Stored items from a collection
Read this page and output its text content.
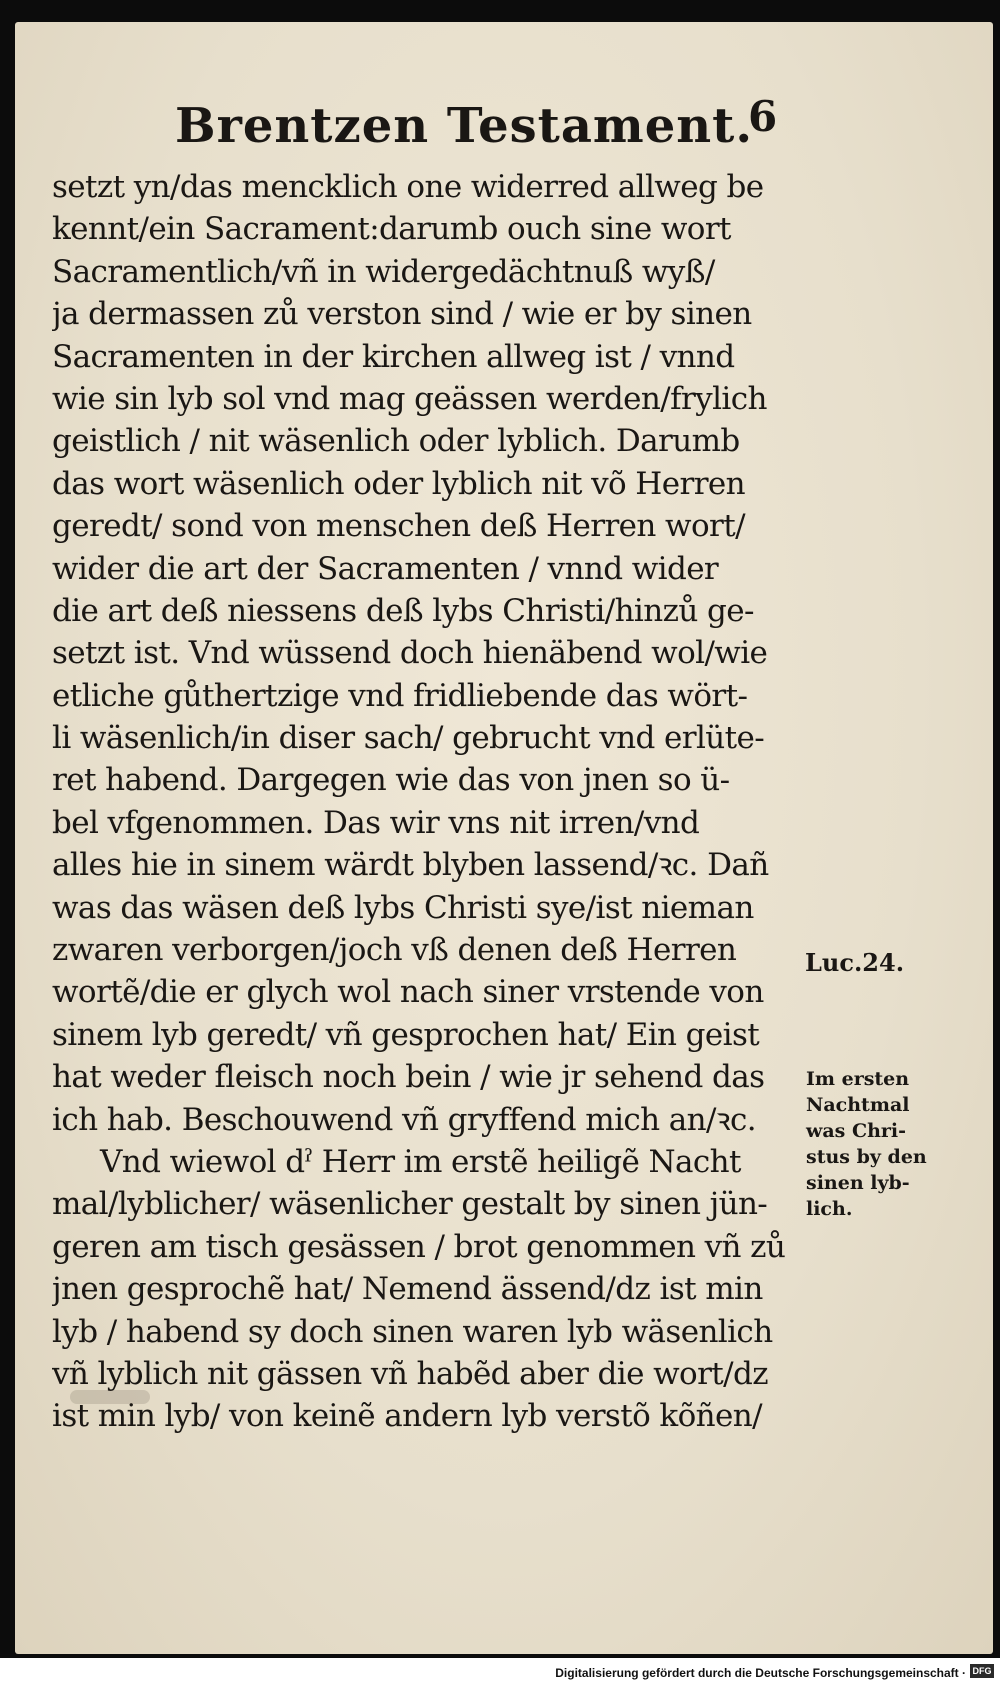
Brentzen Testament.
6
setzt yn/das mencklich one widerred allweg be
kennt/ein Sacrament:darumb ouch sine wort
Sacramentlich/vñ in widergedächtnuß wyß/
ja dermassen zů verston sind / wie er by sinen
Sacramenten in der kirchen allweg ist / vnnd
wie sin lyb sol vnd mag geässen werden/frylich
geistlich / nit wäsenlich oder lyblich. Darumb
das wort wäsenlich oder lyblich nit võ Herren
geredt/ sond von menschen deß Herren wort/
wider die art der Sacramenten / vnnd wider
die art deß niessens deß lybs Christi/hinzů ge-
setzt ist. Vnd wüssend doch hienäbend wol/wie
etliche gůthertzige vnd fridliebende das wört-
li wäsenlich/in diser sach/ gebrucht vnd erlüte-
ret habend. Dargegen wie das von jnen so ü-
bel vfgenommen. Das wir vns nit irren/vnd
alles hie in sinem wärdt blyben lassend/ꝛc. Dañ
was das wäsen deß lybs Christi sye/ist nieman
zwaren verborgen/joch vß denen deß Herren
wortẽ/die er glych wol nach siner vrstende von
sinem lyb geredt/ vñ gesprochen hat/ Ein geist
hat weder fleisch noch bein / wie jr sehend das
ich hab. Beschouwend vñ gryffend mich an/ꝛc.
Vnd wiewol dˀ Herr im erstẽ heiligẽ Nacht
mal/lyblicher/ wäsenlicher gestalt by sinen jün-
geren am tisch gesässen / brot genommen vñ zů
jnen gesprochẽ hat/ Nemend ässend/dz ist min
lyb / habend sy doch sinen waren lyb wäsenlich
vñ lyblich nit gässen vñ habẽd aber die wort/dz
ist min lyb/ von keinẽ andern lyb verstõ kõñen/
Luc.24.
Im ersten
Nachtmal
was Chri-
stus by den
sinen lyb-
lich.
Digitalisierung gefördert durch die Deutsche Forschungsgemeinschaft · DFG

Exercise directions = Each line of the data must be transcribed exactly; pictures are not carried over.

Solution to the problem =
Read this page and output its text content.
Brentzen Testament.
6
setzt yn/das mencklich one widerred allweg be
kennt/ein Sacrament:darumb ouch sine wort
Sacramentlich/vñ in widergedächtnuß wyß/
ja dermassen zů verston sind / wie er by sinen
Sacramenten in der kirchen allweg ist / vnnd
wie sin lyb sol vnd mag geässen werden/frylich
geistlich / nit wäsenlich oder lyblich. Darumb
das wort wäsenlich oder lyblich nit võ Herren
geredt/ sond von menschen deß Herren wort/
wider die art der Sacramenten / vnnd wider
die art deß niessens deß lybs Christi/hinzů ge-
setzt ist. Vnd wüssend doch hienäbend wol/wie
etliche gůthertzige vnd fridliebende das wört-
li wäsenlich/in diser sach/ gebrucht vnd erlüte-
ret habend. Dargegen wie das von jnen so ü-
bel vfgenommen. Das wir vns nit irren/vnd
alles hie in sinem wärdt blyben lassend/ꝛc. Dañ
was das wäsen deß lybs Christi sye/ist nieman
zwaren verborgen/joch vß denen deß Herren
wortẽ/die er glych wol nach siner vrstende von
sinem lyb geredt/ vñ gesprochen hat/ Ein geist
hat weder fleisch noch bein / wie jr sehend das
ich hab. Beschouwend vñ gryffend mich an/ꝛc.
Vnd wiewol dˀ Herr im erstẽ heiligẽ Nacht
mal/lyblicher/ wäsenlicher gestalt by sinen jün-
geren am tisch gesässen / brot genommen vñ zů
jnen gesprochẽ hat/ Nemend ässend/dz ist min
lyb / habend sy doch sinen waren lyb wäsenlich
vñ lyblich nit gässen vñ habẽd aber die wort/dz
ist min lyb/ von keinẽ andern lyb verstõ kõñen/
Luc.24.
Im ersten
Nachtmal
was Chri-
stus by den
sinen lyb-
lich.
Digitalisierung gefördert durch die Deutsche Forschungsgemeinschaft · DFG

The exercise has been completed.